▽

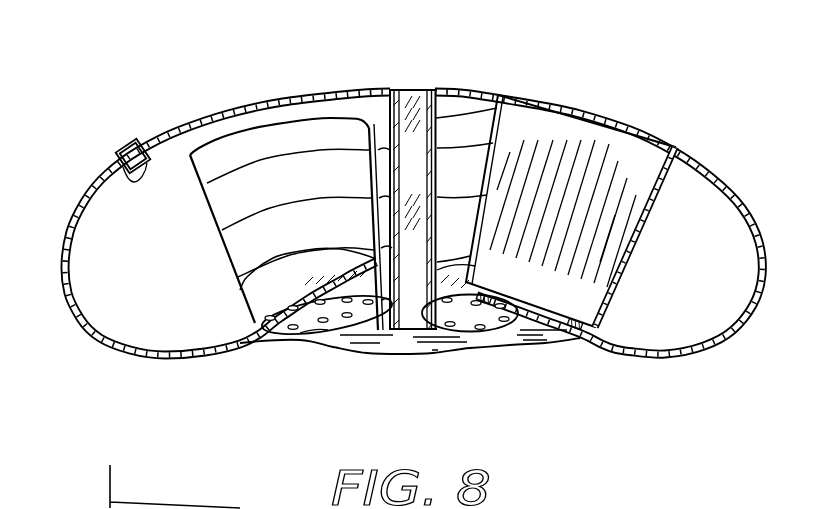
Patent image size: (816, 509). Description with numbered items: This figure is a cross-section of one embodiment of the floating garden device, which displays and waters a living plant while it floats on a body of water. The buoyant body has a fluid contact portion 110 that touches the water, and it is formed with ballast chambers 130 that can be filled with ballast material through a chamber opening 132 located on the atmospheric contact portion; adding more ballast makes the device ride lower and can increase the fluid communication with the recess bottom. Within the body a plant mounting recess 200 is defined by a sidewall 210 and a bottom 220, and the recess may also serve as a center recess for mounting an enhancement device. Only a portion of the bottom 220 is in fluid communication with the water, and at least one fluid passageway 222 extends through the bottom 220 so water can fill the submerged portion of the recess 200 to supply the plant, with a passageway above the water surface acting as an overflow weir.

The fluid contact portion 110 is at (252, 342).
The ballast chamber 130 is at (169, 278).
The chamber opening 132 is at (126, 167).
The plant mounting recess 200 is at (545, 108).
The sidewall 210 is at (507, 120).
The bottom 220 is at (470, 332).
The fluid passageway 222 is at (573, 328).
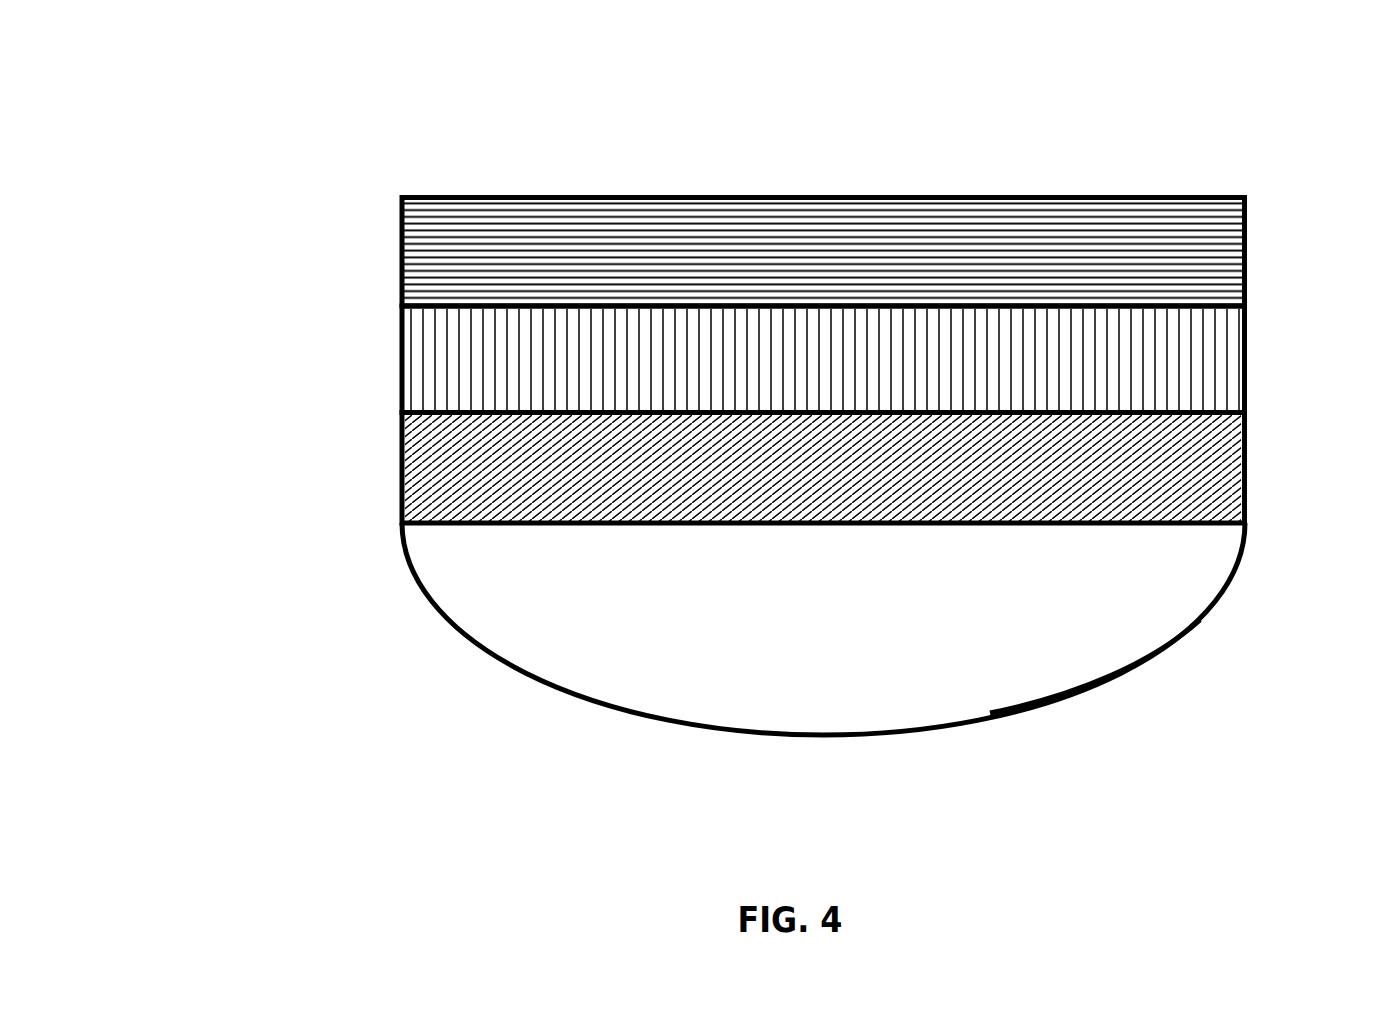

△

▸ **WHAT TO DO**: Can you reproduce every line of the entries above word for word, leaving out the pictures?

▸ **RESPONSE TO THIS TASK**:
Patent image size: (816, 509). Description with numbered items: This figure is a cross-section of one embodiment of the floating garden device, which displays and waters a living plant while it floats on a body of water. The buoyant body has a fluid contact portion 110 that touches the water, and it is formed with ballast chambers 130 that can be filled with ballast material through a chamber opening 132 located on the atmospheric contact portion; adding more ballast makes the device ride lower and can increase the fluid communication with the recess bottom. Within the body a plant mounting recess 200 is defined by a sidewall 210 and a bottom 220, and the recess may also serve as a center recess for mounting an enhancement device. Only a portion of the bottom 220 is in fluid communication with the water, and at least one fluid passageway 222 extends through the bottom 220 so water can fill the submerged portion of the recess 200 to supply the plant, with a passageway above the water surface acting as an overflow weir.

The fluid contact portion 110 is at (252, 342).
The ballast chamber 130 is at (169, 278).
The chamber opening 132 is at (126, 167).
The plant mounting recess 200 is at (545, 108).
The sidewall 210 is at (507, 120).
The bottom 220 is at (470, 332).
The fluid passageway 222 is at (573, 328).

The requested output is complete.